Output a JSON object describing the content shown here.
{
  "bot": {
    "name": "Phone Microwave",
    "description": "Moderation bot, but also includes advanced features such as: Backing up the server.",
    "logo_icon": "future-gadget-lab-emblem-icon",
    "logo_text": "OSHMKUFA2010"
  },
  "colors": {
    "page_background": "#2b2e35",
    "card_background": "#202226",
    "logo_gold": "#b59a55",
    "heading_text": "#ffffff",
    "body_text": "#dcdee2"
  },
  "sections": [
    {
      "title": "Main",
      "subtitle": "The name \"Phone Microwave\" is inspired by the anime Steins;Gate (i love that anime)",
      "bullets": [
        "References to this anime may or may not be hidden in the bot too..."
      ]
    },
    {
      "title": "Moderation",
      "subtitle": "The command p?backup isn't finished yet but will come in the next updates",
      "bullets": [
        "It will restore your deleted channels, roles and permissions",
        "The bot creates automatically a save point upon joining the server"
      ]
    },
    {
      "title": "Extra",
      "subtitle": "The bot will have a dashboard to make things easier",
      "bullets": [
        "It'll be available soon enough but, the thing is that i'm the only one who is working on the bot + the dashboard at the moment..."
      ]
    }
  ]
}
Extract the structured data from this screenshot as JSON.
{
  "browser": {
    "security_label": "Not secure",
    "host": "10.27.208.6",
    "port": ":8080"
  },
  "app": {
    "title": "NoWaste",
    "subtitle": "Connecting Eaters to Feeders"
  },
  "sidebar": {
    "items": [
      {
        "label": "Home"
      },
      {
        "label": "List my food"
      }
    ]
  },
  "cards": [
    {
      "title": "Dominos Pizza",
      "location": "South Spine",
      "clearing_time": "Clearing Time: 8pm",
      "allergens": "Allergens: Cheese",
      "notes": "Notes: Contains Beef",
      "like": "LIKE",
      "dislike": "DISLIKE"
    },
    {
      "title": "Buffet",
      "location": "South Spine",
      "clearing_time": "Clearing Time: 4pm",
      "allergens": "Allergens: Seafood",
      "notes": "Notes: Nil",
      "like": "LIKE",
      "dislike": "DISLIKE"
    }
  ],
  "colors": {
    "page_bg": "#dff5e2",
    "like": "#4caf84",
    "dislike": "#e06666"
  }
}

Problem to solve – Print nothing but the lines from the line with "Extract the structured" to the last line of the records above. Both of those lines count.

Result below –
Extract the structured data from this screenshot as JSON.
{
  "browser": {
    "security_label": "Not secure",
    "host": "10.27.208.6",
    "port": ":8080"
  },
  "app": {
    "title": "NoWaste",
    "subtitle": "Connecting Eaters to Feeders"
  },
  "sidebar": {
    "items": [
      {
        "label": "Home"
      },
      {
        "label": "List my food"
      }
    ]
  },
  "cards": [
    {
      "title": "Dominos Pizza",
      "location": "South Spine",
      "clearing_time": "Clearing Time: 8pm",
      "allergens": "Allergens: Cheese",
      "notes": "Notes: Contains Beef",
      "like": "LIKE",
      "dislike": "DISLIKE"
    },
    {
      "title": "Buffet",
      "location": "South Spine",
      "clearing_time": "Clearing Time: 4pm",
      "allergens": "Allergens: Seafood",
      "notes": "Notes: Nil",
      "like": "LIKE",
      "dislike": "DISLIKE"
    }
  ],
  "colors": {
    "page_bg": "#dff5e2",
    "like": "#4caf84",
    "dislike": "#e06666"
  }
}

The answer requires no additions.